# START OF RECORDS FOR THE EXERCISE

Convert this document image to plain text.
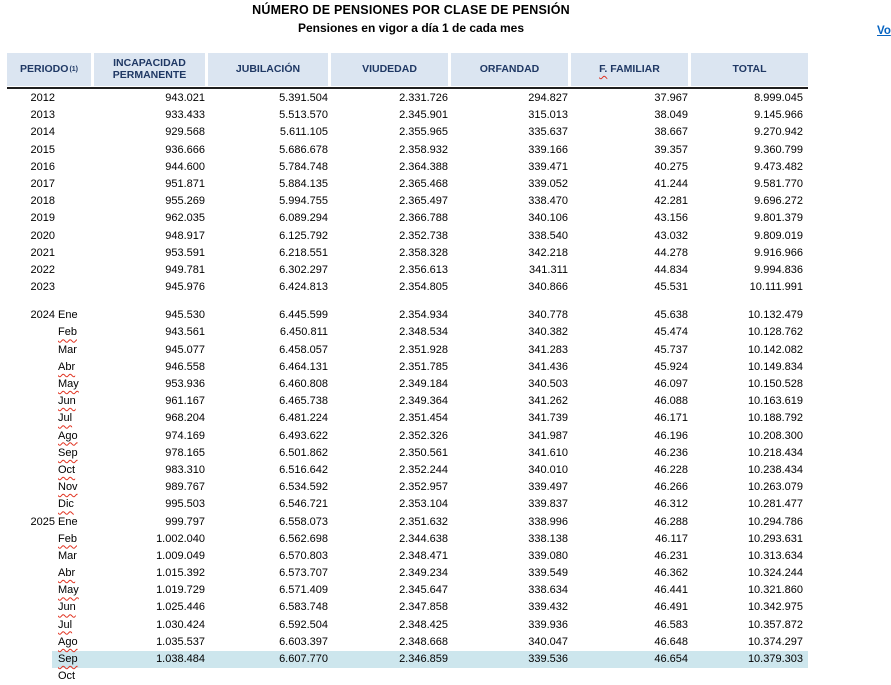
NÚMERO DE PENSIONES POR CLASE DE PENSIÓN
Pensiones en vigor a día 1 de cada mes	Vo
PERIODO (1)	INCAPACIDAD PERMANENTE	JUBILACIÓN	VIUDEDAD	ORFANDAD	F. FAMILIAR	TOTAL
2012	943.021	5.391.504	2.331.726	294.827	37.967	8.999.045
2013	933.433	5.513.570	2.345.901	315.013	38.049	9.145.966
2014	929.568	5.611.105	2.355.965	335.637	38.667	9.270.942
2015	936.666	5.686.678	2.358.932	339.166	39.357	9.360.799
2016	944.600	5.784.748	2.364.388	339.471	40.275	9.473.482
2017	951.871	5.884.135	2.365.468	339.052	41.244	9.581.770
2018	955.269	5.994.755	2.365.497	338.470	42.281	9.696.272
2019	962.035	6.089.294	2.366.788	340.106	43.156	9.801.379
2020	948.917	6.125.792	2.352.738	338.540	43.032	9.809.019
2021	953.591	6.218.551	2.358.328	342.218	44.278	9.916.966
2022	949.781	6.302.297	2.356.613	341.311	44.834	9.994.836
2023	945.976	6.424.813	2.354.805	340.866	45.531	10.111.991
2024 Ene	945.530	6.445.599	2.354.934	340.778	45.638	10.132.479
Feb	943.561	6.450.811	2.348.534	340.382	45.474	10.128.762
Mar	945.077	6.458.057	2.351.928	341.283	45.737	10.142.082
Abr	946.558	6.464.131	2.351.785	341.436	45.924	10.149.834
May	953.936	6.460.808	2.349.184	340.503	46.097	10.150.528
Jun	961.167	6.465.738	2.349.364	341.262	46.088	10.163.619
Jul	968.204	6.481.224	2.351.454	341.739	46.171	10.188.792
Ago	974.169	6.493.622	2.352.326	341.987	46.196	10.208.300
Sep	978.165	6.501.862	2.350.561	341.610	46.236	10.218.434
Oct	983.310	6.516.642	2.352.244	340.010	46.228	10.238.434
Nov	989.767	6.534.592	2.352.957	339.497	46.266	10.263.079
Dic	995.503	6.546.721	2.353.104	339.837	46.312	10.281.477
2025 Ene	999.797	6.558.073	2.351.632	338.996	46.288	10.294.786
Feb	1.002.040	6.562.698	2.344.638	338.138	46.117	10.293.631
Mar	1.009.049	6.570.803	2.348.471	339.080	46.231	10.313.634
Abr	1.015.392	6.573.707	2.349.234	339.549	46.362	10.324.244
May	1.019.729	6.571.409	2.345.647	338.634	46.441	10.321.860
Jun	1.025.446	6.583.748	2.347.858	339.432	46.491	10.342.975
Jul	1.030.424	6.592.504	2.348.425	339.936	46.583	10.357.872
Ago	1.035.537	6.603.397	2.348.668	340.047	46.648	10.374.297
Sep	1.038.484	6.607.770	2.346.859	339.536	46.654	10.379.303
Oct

# END OF RECORDS FOR THE EXERCISE

Return the full material word for word. Do not include the pictures.

Convert this document image to plain text.
NÚMERO DE PENSIONES POR CLASE DE PENSIÓN
Pensiones en vigor a día 1 de cada mes	Vo
PERIODO (1)	INCAPACIDAD PERMANENTE	JUBILACIÓN	VIUDEDAD	ORFANDAD	F. FAMILIAR	TOTAL
2012	943.021	5.391.504	2.331.726	294.827	37.967	8.999.045
2013	933.433	5.513.570	2.345.901	315.013	38.049	9.145.966
2014	929.568	5.611.105	2.355.965	335.637	38.667	9.270.942
2015	936.666	5.686.678	2.358.932	339.166	39.357	9.360.799
2016	944.600	5.784.748	2.364.388	339.471	40.275	9.473.482
2017	951.871	5.884.135	2.365.468	339.052	41.244	9.581.770
2018	955.269	5.994.755	2.365.497	338.470	42.281	9.696.272
2019	962.035	6.089.294	2.366.788	340.106	43.156	9.801.379
2020	948.917	6.125.792	2.352.738	338.540	43.032	9.809.019
2021	953.591	6.218.551	2.358.328	342.218	44.278	9.916.966
2022	949.781	6.302.297	2.356.613	341.311	44.834	9.994.836
2023	945.976	6.424.813	2.354.805	340.866	45.531	10.111.991
2024 Ene	945.530	6.445.599	2.354.934	340.778	45.638	10.132.479
Feb	943.561	6.450.811	2.348.534	340.382	45.474	10.128.762
Mar	945.077	6.458.057	2.351.928	341.283	45.737	10.142.082
Abr	946.558	6.464.131	2.351.785	341.436	45.924	10.149.834
May	953.936	6.460.808	2.349.184	340.503	46.097	10.150.528
Jun	961.167	6.465.738	2.349.364	341.262	46.088	10.163.619
Jul	968.204	6.481.224	2.351.454	341.739	46.171	10.188.792
Ago	974.169	6.493.622	2.352.326	341.987	46.196	10.208.300
Sep	978.165	6.501.862	2.350.561	341.610	46.236	10.218.434
Oct	983.310	6.516.642	2.352.244	340.010	46.228	10.238.434
Nov	989.767	6.534.592	2.352.957	339.497	46.266	10.263.079
Dic	995.503	6.546.721	2.353.104	339.837	46.312	10.281.477
2025 Ene	999.797	6.558.073	2.351.632	338.996	46.288	10.294.786
Feb	1.002.040	6.562.698	2.344.638	338.138	46.117	10.293.631
Mar	1.009.049	6.570.803	2.348.471	339.080	46.231	10.313.634
Abr	1.015.392	6.573.707	2.349.234	339.549	46.362	10.324.244
May	1.019.729	6.571.409	2.345.647	338.634	46.441	10.321.860
Jun	1.025.446	6.583.748	2.347.858	339.432	46.491	10.342.975
Jul	1.030.424	6.592.504	2.348.425	339.936	46.583	10.357.872
Ago	1.035.537	6.603.397	2.348.668	340.047	46.648	10.374.297
Sep	1.038.484	6.607.770	2.346.859	339.536	46.654	10.379.303
Oct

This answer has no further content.